Instructions for the task: Review the material line by line. Identify and copy every line that contains the string "Kommerzieller".

::::::::

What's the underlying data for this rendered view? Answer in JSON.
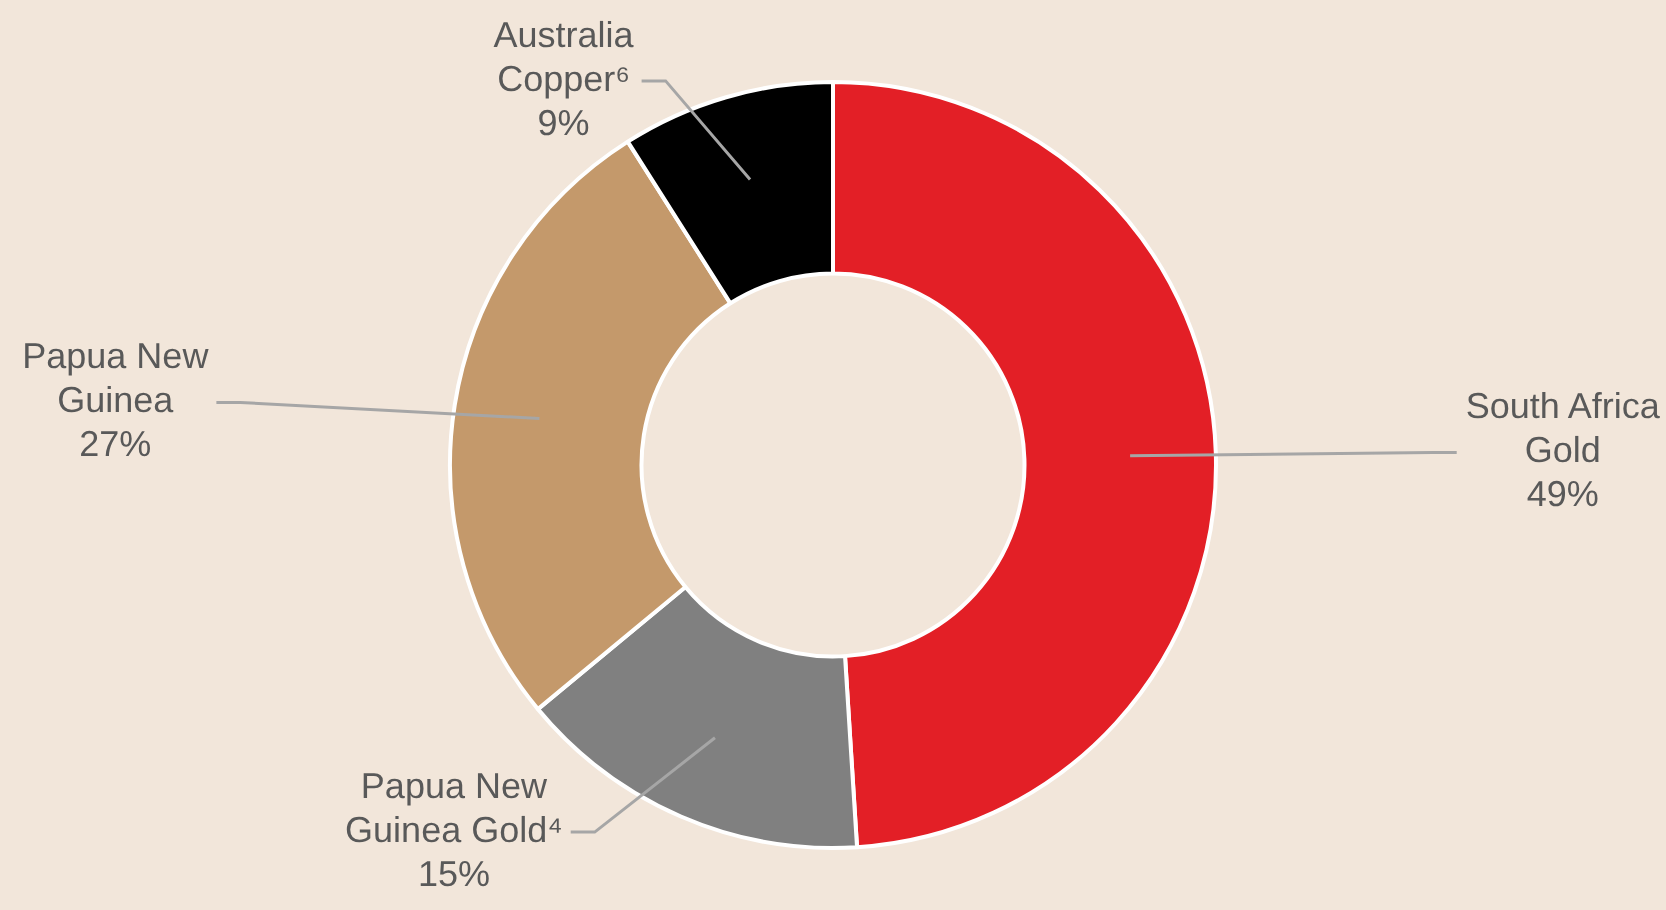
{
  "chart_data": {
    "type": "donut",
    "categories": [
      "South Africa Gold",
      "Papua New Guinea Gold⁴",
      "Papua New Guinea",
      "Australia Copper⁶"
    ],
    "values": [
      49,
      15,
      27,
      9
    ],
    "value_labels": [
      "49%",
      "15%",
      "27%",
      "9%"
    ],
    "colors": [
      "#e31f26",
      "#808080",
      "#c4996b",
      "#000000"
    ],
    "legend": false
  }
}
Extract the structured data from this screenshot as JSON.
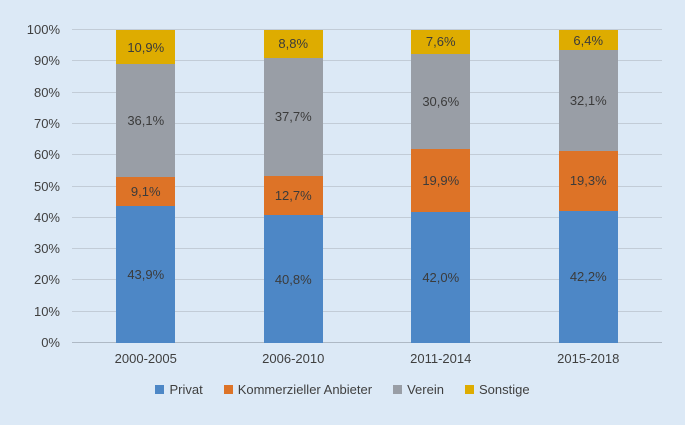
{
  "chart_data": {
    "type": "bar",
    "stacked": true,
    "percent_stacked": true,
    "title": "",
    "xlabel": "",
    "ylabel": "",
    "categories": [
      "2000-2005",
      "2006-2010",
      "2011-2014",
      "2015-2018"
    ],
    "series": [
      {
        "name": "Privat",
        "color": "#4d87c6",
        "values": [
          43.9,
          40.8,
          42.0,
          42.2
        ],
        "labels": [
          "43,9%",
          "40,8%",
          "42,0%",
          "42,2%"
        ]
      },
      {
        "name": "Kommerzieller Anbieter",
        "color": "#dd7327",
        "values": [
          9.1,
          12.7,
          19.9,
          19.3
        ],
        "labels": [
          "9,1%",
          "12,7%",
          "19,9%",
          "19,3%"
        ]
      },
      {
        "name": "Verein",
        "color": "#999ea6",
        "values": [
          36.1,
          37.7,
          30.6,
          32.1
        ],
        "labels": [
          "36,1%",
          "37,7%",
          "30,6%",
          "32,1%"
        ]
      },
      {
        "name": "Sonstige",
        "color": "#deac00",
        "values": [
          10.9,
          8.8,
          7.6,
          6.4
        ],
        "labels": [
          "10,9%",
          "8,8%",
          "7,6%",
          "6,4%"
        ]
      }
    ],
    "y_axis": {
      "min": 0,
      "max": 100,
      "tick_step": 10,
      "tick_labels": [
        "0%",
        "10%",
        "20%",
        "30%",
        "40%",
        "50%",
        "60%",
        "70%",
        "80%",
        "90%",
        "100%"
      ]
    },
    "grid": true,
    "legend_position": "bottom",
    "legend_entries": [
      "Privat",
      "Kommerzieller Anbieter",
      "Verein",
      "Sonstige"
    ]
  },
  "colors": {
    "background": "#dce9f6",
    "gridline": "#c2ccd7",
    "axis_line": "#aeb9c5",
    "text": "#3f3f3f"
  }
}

::::::::

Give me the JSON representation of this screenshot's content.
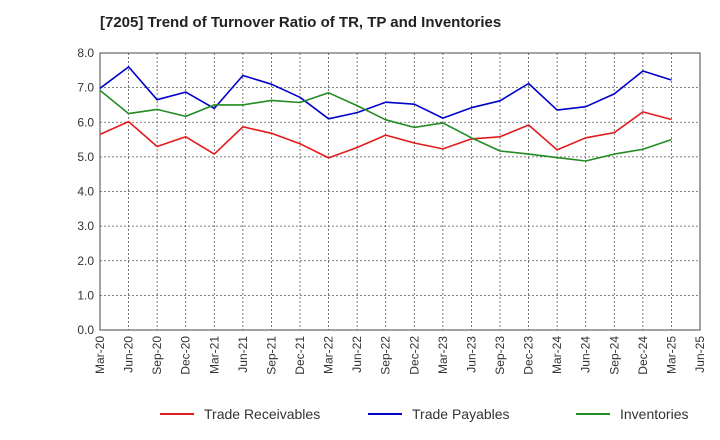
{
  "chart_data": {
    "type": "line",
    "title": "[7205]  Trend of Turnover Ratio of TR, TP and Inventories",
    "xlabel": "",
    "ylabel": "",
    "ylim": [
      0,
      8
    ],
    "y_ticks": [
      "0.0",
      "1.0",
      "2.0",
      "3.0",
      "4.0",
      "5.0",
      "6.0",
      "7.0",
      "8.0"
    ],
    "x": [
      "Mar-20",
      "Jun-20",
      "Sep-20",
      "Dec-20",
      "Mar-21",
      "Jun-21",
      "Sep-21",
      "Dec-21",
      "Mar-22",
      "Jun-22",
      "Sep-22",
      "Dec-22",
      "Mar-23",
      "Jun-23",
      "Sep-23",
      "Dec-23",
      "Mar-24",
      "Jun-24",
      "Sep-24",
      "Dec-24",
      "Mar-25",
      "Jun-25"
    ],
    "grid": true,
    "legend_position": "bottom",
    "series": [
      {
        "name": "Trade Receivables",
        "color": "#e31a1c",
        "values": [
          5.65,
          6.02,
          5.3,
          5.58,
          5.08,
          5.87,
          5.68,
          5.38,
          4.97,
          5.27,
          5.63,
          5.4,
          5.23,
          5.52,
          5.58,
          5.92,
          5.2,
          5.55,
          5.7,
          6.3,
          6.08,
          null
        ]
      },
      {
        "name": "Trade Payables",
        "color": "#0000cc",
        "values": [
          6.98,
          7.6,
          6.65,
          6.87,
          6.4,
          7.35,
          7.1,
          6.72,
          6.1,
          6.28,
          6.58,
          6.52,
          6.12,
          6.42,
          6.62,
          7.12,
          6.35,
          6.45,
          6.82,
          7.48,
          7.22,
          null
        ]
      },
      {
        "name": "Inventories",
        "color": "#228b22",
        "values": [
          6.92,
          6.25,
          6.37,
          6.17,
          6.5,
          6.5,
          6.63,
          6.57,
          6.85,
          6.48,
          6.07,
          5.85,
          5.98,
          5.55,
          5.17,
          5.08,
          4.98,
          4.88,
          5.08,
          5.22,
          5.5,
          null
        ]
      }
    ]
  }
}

::::::::

Task response:
        "name": "Kommerzieller Anbieter",
      "Kommerzieller Anbieter",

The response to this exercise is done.